━━━ Dataset excerpts
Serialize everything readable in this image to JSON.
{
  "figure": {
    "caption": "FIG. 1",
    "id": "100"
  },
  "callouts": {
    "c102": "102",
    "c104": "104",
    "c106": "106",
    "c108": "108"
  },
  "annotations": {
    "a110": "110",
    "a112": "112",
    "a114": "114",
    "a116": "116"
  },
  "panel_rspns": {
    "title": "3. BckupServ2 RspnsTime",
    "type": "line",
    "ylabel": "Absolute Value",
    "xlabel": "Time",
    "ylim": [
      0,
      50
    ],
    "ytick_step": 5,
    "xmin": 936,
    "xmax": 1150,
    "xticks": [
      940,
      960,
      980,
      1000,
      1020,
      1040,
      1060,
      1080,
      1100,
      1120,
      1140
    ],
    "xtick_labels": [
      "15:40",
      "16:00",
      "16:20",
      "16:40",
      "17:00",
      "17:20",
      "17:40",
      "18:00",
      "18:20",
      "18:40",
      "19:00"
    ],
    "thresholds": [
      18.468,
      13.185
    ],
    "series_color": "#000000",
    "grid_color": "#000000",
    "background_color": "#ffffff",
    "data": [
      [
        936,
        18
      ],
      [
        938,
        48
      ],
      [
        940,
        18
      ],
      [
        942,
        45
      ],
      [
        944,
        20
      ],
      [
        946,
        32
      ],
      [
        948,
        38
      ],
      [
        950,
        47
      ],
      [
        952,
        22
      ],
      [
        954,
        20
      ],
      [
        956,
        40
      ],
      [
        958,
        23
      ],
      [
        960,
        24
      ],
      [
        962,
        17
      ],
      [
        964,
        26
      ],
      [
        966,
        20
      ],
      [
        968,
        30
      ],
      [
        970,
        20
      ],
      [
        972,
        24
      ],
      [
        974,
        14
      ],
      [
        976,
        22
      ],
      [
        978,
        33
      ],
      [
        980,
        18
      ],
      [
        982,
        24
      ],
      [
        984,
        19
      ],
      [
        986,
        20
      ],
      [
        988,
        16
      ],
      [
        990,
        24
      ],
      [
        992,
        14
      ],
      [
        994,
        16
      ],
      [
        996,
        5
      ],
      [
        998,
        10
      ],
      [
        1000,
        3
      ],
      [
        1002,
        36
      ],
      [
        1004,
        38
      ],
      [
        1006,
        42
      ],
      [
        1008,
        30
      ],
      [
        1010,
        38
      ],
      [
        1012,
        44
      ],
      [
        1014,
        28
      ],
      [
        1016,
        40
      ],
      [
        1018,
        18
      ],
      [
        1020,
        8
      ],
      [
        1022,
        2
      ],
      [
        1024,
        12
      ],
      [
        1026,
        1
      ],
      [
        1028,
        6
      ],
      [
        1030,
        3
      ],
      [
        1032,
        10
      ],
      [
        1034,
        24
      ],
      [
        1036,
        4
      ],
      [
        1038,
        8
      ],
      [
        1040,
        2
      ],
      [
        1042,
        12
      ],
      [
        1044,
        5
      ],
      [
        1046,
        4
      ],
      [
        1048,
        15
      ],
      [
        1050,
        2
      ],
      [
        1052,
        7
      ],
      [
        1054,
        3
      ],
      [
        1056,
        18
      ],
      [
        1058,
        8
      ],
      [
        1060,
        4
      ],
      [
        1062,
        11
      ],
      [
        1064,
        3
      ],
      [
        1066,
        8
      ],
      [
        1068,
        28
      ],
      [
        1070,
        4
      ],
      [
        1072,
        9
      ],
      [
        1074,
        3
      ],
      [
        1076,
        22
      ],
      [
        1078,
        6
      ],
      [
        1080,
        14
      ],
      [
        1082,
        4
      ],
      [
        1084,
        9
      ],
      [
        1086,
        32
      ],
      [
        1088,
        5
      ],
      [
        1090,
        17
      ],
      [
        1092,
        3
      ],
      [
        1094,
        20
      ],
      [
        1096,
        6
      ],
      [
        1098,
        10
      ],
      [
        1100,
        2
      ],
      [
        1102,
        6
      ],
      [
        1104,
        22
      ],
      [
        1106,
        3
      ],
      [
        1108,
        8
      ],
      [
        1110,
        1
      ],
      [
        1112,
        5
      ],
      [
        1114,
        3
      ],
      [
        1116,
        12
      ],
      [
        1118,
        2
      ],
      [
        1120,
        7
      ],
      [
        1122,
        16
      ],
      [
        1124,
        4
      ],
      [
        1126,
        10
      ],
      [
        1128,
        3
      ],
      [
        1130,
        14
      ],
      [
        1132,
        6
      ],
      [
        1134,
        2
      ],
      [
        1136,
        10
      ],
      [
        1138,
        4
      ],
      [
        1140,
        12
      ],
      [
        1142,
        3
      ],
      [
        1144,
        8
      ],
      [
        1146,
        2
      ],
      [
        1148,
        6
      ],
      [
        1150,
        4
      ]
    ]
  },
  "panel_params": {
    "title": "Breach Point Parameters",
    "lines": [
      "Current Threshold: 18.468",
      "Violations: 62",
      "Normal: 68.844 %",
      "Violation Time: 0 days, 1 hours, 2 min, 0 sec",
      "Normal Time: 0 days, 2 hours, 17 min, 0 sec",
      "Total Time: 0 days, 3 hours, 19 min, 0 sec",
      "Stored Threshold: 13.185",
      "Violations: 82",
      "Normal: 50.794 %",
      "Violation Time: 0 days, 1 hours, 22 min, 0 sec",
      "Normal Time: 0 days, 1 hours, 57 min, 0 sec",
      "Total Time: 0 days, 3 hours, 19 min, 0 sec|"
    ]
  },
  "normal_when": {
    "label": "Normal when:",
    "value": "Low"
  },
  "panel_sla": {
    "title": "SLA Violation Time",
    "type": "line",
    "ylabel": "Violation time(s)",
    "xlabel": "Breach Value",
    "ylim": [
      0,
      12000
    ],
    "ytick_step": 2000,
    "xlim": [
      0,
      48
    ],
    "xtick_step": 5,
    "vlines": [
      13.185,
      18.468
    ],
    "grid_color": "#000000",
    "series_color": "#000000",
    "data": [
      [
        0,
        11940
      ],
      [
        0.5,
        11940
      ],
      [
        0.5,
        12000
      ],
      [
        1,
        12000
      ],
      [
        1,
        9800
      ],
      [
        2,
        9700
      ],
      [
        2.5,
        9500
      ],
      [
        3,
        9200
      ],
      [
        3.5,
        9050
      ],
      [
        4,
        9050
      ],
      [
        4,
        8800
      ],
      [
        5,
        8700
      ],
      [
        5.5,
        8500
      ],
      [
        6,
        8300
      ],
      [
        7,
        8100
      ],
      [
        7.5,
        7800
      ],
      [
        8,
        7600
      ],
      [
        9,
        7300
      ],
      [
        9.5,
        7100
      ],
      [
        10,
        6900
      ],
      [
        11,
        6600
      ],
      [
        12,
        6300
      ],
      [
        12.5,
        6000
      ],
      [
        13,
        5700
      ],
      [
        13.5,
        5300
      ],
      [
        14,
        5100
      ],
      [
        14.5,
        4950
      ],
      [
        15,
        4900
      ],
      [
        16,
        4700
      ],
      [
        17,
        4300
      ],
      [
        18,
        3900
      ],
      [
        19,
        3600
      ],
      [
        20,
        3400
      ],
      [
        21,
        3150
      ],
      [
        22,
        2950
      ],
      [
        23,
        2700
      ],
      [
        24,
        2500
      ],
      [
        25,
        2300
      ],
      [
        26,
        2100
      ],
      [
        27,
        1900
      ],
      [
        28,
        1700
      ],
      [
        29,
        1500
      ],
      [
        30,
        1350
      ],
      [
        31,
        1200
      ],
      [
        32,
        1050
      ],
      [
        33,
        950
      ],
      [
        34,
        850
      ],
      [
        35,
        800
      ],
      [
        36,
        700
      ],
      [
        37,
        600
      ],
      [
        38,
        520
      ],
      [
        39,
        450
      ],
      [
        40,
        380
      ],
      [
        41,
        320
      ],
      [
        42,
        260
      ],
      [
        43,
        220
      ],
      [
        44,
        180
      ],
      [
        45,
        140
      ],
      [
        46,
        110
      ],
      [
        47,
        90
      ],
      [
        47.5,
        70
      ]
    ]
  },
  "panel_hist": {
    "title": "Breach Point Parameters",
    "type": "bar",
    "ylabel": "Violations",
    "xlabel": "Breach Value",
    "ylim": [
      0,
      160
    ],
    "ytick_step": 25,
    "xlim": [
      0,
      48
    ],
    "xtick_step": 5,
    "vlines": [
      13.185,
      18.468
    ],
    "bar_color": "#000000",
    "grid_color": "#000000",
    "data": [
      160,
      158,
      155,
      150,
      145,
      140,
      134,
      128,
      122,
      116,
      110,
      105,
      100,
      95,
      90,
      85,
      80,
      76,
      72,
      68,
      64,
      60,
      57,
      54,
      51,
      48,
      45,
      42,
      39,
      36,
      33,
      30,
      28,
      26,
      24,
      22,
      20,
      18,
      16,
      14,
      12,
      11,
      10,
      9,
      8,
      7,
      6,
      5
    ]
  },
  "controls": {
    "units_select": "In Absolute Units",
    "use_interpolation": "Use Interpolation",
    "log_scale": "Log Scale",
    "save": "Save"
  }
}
━━━━━━
__Exercise instructions__
Review the material and copy each line in which the word "title" appears.

__The result__
    "title": "3. BckupServ2 RspnsTime",
    "title": "Breach Point Parameters",
    "title": "SLA Violation Time",
    "title": "Breach Point Parameters",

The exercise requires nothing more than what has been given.